((
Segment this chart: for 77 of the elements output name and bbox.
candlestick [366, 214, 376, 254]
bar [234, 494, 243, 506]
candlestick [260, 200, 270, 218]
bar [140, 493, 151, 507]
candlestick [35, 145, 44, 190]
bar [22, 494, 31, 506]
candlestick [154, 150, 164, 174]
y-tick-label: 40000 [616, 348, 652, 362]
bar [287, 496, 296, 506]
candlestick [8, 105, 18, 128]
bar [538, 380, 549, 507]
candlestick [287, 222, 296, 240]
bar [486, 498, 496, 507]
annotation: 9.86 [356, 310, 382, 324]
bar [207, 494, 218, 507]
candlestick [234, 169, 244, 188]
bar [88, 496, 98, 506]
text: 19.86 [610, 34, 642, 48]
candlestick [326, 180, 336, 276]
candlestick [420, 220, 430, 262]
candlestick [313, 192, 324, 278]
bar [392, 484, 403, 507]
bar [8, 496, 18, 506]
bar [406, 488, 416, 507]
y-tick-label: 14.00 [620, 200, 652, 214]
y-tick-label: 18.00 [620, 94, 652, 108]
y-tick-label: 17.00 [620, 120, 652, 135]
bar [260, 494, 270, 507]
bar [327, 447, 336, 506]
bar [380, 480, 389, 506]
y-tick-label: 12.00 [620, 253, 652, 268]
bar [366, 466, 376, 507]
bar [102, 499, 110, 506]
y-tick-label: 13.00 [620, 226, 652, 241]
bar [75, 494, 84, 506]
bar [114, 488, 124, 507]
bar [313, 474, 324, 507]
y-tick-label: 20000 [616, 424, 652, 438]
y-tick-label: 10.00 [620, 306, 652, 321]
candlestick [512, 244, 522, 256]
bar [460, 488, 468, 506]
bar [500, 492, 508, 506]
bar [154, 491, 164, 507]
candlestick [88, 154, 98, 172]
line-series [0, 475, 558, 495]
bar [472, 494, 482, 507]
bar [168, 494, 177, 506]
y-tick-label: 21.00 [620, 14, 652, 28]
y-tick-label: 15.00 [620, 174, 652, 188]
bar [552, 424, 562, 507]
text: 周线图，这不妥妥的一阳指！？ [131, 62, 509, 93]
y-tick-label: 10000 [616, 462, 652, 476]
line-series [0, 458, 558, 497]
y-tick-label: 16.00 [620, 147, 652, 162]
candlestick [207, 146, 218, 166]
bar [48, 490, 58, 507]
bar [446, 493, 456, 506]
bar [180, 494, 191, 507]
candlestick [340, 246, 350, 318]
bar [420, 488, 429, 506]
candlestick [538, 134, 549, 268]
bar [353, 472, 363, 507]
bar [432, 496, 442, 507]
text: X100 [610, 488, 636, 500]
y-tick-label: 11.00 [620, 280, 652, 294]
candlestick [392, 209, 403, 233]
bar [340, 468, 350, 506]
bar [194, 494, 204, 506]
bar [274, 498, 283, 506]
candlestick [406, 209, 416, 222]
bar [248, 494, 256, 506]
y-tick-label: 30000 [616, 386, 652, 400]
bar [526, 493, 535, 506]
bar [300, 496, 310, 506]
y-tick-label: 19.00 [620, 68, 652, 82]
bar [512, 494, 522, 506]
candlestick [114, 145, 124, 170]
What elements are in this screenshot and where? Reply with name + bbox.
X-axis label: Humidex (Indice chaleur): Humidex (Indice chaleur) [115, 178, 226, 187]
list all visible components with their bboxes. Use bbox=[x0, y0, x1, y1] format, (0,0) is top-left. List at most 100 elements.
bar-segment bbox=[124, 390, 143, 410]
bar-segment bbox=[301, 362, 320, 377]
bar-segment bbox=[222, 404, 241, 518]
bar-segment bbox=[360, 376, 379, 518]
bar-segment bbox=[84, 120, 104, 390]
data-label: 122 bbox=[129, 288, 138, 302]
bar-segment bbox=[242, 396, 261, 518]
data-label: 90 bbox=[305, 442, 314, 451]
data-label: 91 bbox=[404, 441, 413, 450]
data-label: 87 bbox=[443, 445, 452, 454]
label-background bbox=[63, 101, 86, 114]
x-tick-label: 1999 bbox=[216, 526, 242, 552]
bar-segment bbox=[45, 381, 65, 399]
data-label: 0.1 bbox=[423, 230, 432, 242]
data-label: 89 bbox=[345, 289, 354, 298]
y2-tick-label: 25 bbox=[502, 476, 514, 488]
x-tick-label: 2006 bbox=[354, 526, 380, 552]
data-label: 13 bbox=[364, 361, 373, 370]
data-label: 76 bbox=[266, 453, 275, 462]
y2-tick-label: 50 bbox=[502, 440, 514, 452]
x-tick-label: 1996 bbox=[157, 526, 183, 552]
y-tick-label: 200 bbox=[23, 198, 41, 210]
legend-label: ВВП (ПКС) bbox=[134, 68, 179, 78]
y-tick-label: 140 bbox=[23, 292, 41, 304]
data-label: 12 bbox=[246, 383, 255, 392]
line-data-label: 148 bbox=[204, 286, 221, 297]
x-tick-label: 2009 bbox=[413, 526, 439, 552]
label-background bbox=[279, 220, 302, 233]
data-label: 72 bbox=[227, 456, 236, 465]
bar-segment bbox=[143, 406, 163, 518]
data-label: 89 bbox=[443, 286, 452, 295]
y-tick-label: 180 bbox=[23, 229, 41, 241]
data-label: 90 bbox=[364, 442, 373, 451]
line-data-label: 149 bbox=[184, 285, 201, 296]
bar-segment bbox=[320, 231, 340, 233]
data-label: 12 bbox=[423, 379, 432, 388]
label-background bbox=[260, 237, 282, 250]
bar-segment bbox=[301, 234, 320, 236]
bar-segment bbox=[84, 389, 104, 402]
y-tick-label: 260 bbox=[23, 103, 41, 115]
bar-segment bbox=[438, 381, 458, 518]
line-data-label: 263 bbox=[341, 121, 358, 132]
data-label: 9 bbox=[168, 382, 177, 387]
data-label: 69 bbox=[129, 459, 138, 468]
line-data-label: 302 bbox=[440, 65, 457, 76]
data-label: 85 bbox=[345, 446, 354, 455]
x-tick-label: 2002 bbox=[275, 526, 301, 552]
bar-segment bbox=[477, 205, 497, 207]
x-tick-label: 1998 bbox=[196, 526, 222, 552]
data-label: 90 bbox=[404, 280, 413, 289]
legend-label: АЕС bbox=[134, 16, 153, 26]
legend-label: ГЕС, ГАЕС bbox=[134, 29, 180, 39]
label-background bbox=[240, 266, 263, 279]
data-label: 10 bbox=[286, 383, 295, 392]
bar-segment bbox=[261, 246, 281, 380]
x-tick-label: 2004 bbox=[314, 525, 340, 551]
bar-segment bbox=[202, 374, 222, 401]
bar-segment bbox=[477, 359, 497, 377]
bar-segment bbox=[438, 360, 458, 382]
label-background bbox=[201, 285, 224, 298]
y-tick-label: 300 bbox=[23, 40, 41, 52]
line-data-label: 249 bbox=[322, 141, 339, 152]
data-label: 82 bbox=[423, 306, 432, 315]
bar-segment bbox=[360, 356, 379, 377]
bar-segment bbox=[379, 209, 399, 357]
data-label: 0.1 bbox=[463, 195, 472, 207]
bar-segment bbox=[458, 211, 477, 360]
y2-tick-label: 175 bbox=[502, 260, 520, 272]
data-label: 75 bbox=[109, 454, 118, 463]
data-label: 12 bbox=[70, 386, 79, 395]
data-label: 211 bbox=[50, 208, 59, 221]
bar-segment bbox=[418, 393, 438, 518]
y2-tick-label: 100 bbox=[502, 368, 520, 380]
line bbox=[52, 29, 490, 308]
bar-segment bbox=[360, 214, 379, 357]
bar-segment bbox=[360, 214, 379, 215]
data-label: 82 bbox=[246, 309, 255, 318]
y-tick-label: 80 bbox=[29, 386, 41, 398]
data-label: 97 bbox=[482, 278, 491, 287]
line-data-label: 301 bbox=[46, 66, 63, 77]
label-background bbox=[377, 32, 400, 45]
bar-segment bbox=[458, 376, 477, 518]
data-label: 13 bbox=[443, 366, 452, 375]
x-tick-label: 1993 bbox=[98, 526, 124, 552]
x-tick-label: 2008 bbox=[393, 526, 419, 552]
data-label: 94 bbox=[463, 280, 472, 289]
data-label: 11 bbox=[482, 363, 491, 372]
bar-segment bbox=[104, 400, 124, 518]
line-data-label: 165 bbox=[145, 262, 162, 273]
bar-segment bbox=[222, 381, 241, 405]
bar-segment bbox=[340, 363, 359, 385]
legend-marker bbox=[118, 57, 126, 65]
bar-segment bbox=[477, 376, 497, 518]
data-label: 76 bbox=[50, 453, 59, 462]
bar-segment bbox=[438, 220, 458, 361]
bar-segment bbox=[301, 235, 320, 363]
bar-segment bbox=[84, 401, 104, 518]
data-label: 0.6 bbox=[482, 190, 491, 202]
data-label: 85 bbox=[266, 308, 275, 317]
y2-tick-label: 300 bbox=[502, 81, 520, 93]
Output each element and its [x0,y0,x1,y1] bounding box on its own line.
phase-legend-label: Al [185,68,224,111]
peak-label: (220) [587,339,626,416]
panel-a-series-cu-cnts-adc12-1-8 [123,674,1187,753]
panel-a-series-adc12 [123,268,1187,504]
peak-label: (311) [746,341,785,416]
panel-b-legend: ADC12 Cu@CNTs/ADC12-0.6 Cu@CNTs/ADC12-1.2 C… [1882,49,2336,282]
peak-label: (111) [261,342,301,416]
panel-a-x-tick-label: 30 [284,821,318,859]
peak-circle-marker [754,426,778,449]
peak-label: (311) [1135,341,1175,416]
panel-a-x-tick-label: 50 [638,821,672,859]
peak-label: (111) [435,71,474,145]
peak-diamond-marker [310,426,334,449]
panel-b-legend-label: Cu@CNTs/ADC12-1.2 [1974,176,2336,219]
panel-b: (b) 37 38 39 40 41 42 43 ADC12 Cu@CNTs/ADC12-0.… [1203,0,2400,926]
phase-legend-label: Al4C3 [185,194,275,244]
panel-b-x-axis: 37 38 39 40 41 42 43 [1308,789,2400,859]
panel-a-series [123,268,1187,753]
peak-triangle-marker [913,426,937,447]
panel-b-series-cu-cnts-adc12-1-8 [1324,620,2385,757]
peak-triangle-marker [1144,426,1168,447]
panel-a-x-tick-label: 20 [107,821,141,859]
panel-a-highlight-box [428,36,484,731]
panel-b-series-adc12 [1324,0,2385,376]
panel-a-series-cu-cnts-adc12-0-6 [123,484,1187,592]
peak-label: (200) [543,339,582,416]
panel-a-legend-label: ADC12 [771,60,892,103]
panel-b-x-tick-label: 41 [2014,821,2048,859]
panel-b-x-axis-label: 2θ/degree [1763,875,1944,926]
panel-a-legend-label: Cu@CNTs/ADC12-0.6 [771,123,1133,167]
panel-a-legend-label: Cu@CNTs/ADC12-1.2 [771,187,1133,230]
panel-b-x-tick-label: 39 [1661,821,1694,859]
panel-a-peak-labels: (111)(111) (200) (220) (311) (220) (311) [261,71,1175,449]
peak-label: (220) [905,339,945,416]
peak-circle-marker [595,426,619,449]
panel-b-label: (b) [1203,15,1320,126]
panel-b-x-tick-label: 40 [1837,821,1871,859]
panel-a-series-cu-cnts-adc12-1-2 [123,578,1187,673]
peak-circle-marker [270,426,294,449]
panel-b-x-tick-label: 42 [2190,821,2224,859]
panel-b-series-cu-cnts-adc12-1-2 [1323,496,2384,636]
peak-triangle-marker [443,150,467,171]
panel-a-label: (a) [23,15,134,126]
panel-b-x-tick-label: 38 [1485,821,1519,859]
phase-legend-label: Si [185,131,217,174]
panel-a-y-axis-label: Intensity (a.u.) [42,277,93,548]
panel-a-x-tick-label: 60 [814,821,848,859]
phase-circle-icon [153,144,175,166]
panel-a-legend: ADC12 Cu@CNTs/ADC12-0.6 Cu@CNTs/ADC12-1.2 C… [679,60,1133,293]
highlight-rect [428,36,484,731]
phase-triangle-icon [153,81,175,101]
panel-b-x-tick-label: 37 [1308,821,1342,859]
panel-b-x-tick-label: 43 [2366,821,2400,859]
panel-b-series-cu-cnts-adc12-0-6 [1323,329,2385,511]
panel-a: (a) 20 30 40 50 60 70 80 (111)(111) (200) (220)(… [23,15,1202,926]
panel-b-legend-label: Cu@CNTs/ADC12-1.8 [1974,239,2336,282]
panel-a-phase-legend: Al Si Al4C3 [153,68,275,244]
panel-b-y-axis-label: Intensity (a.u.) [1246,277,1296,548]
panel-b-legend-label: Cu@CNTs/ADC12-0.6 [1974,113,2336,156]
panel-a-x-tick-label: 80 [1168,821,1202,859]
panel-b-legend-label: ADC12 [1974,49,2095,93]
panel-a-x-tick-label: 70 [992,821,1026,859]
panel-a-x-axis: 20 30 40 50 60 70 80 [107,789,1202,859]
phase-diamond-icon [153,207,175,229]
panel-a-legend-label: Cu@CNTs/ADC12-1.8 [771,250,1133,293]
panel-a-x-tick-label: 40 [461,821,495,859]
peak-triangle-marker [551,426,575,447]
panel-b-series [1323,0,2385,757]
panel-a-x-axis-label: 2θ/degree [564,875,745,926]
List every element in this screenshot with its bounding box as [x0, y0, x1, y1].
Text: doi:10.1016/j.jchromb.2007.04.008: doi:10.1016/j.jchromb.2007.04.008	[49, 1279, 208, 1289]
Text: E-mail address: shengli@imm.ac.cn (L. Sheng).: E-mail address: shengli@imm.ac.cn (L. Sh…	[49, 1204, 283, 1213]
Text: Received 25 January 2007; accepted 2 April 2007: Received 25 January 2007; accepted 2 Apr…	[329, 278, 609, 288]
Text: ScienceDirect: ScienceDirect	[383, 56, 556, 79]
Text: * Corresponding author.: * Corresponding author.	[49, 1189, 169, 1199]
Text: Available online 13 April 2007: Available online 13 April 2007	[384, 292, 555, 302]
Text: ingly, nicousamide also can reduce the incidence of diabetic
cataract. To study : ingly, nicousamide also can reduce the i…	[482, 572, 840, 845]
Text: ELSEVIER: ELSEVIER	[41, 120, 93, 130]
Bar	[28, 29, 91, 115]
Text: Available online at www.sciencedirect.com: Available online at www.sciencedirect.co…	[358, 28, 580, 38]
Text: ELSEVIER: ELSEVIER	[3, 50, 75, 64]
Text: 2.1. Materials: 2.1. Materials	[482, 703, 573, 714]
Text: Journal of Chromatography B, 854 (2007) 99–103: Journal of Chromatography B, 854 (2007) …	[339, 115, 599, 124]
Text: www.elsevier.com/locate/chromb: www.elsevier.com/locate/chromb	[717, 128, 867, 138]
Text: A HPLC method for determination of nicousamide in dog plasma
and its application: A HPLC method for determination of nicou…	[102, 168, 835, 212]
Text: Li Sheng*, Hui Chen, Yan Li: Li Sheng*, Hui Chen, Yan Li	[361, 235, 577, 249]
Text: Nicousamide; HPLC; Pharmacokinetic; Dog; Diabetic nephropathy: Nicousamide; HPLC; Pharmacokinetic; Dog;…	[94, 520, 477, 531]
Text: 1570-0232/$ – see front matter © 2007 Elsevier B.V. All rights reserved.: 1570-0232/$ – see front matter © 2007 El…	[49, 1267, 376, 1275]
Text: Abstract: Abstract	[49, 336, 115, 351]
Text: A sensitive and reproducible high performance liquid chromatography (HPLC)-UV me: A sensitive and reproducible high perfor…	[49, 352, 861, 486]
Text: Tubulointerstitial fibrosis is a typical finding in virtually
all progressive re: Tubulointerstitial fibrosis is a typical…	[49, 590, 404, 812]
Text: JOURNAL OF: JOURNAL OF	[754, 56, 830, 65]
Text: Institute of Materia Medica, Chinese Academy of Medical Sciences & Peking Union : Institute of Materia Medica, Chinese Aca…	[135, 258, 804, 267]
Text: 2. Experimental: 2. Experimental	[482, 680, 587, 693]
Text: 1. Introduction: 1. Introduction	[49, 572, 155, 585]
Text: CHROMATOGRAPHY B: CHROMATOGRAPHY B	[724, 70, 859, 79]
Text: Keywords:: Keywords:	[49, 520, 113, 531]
))
● **Task**
Copy word for word the lines from the start of the records through the line containing "bar [75, 494, 84, 506]", including that line.

● **Answer to this exercise**
Segment this chart: for 77 of the elements output name and bbox.
candlestick [366, 214, 376, 254]
bar [234, 494, 243, 506]
candlestick [260, 200, 270, 218]
bar [140, 493, 151, 507]
candlestick [35, 145, 44, 190]
bar [22, 494, 31, 506]
candlestick [154, 150, 164, 174]
y-tick-label: 40000 [616, 348, 652, 362]
bar [287, 496, 296, 506]
candlestick [8, 105, 18, 128]
bar [538, 380, 549, 507]
candlestick [287, 222, 296, 240]
bar [486, 498, 496, 507]
annotation: 9.86 [356, 310, 382, 324]
bar [207, 494, 218, 507]
candlestick [234, 169, 244, 188]
bar [88, 496, 98, 506]
text: 19.86 [610, 34, 642, 48]
candlestick [326, 180, 336, 276]
candlestick [420, 220, 430, 262]
candlestick [313, 192, 324, 278]
bar [392, 484, 403, 507]
bar [8, 496, 18, 506]
bar [406, 488, 416, 507]
y-tick-label: 14.00 [620, 200, 652, 214]
y-tick-label: 18.00 [620, 94, 652, 108]
y-tick-label: 17.00 [620, 120, 652, 135]
bar [260, 494, 270, 507]
bar [327, 447, 336, 506]
bar [380, 480, 389, 506]
y-tick-label: 12.00 [620, 253, 652, 268]
bar [366, 466, 376, 507]
bar [102, 499, 110, 506]
y-tick-label: 13.00 [620, 226, 652, 241]
bar [75, 494, 84, 506]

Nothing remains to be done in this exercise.